Type the records out again in full, exactly.

Material provided:
++++

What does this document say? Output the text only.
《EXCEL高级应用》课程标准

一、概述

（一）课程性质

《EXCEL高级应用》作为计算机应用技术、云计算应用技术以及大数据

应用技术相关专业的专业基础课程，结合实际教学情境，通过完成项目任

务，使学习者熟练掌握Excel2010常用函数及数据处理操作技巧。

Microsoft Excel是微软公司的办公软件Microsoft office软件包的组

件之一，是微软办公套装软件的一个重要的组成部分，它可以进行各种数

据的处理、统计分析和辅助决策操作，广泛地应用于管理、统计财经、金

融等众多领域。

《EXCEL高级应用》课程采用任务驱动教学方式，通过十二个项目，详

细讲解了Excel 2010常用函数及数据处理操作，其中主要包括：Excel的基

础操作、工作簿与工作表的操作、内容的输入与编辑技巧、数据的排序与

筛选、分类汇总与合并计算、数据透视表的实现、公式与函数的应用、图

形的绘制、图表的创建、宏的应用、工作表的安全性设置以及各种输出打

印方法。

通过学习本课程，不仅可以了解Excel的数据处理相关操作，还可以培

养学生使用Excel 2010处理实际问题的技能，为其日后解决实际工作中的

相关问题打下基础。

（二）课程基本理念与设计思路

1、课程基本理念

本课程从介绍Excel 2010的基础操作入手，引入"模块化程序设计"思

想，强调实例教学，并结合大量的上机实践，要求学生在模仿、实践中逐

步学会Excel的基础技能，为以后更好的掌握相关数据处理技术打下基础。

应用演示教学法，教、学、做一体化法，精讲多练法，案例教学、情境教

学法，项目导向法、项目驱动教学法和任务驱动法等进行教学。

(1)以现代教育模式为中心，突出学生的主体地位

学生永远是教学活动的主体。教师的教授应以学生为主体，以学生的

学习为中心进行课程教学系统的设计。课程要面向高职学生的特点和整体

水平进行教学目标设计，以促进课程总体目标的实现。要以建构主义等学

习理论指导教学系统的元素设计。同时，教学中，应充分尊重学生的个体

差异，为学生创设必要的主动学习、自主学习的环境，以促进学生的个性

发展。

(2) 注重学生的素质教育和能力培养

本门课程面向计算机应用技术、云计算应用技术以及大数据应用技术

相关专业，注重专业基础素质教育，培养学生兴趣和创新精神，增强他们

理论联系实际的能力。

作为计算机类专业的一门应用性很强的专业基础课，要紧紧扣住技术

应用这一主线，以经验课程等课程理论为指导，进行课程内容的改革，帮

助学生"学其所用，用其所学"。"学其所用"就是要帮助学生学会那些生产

++++

Correct answer:
What does this document say? Output the text only.
《EXCEL高级应用》课程标准

一、概述

（一）课程性质

《EXCEL高级应用》作为计算机应用技术、云计算应用技术以及大数据

应用技术相关专业的专业基础课程，结合实际教学情境，通过完成项目任

务，使学习者熟练掌握Excel2010常用函数及数据处理操作技巧。

Microsoft Excel是微软公司的办公软件Microsoft office软件包的组

件之一，是微软办公套装软件的一个重要的组成部分，它可以进行各种数

据的处理、统计分析和辅助决策操作，广泛地应用于管理、统计财经、金

融等众多领域。

《EXCEL高级应用》课程采用任务驱动教学方式，通过十二个项目，详

细讲解了Excel 2010常用函数及数据处理操作，其中主要包括：Excel的基

础操作、工作簿与工作表的操作、内容的输入与编辑技巧、数据的排序与

筛选、分类汇总与合并计算、数据透视表的实现、公式与函数的应用、图

形的绘制、图表的创建、宏的应用、工作表的安全性设置以及各种输出打

印方法。

通过学习本课程，不仅可以了解Excel的数据处理相关操作，还可以培

养学生使用Excel 2010处理实际问题的技能，为其日后解决实际工作中的

相关问题打下基础。

（二）课程基本理念与设计思路

1、课程基本理念

本课程从介绍Excel 2010的基础操作入手，引入"模块化程序设计"思

想，强调实例教学，并结合大量的上机实践，要求学生在模仿、实践中逐

步学会Excel的基础技能，为以后更好的掌握相关数据处理技术打下基础。

应用演示教学法，教、学、做一体化法，精讲多练法，案例教学、情境教

学法，项目导向法、项目驱动教学法和任务驱动法等进行教学。

(1)以现代教育模式为中心，突出学生的主体地位

学生永远是教学活动的主体。教师的教授应以学生为主体，以学生的

学习为中心进行课程教学系统的设计。课程要面向高职学生的特点和整体

水平进行教学目标设计，以促进课程总体目标的实现。要以建构主义等学

习理论指导教学系统的元素设计。同时，教学中，应充分尊重学生的个体

差异，为学生创设必要的主动学习、自主学习的环境，以促进学生的个性

发展。

(2) 注重学生的素质教育和能力培养

本门课程面向计算机应用技术、云计算应用技术以及大数据应用技术

相关专业，注重专业基础素质教育，培养学生兴趣和创新精神，增强他们

理论联系实际的能力。

作为计算机类专业的一门应用性很强的专业基础课，要紧紧扣住技术

应用这一主线，以经验课程等课程理论为指导，进行课程内容的改革，帮

助学生"学其所用，用其所学"。"学其所用"就是要帮助学生学会那些生产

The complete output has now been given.